• **Given problem**
Quote the records in full and leave their pictures out.

[Chart and figure data]
= = = =

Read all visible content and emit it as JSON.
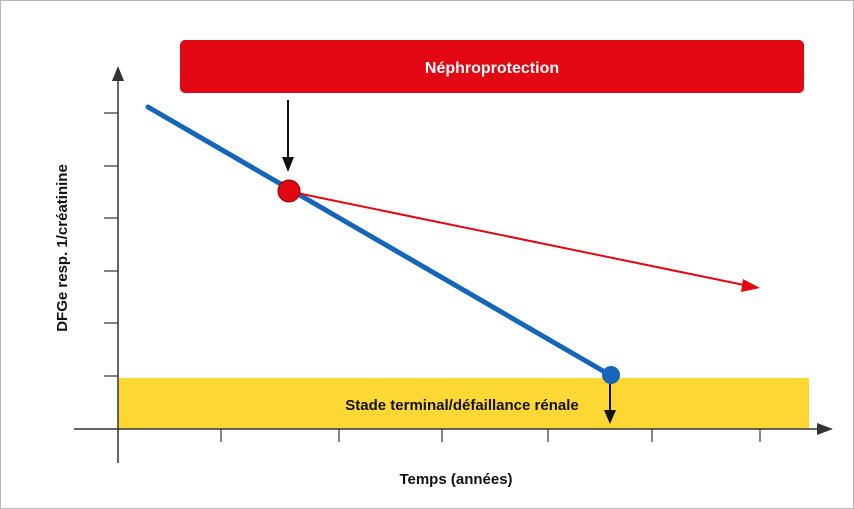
{
  "banner": {
    "label": "Néphroprotection",
    "color": "#e30613",
    "text_color": "#ffffff"
  },
  "zone": {
    "label": "Stade terminal/défaillance rénale",
    "color": "#fdd835",
    "text_color": "#111111"
  },
  "axes": {
    "x_label": "Temps (années)",
    "y_label": "DFGe resp. 1/créatinine",
    "color": "#333333"
  },
  "lines": {
    "untreated_color": "#1565b8",
    "treated_color": "#e30613"
  },
  "markers": {
    "intervention_point_color": "#e30613",
    "endstage_point_color": "#1565b8",
    "arrow_color": "#111111"
  }
}
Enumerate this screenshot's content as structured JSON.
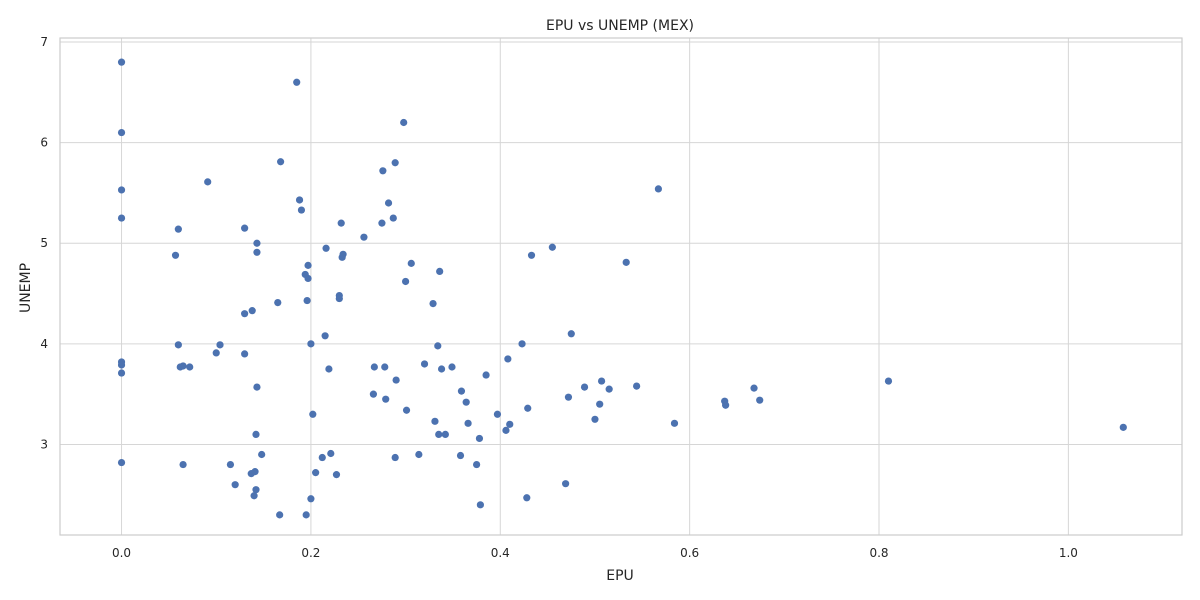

= = = =

• **Answer to the exercise**
Read all visible content and emit it as JSON.
{
  "banner": {
    "label": "Néphroprotection",
    "color": "#e30613",
    "text_color": "#ffffff"
  },
  "zone": {
    "label": "Stade terminal/défaillance rénale",
    "color": "#fdd835",
    "text_color": "#111111"
  },
  "axes": {
    "x_label": "Temps (années)",
    "y_label": "DFGe resp. 1/créatinine",
    "color": "#333333"
  },
  "lines": {
    "untreated_color": "#1565b8",
    "treated_color": "#e30613"
  },
  "markers": {
    "intervention_point_color": "#e30613",
    "endstage_point_color": "#1565b8",
    "arrow_color": "#111111"
  }
}
Enumerate this screenshot's content as structured JSON.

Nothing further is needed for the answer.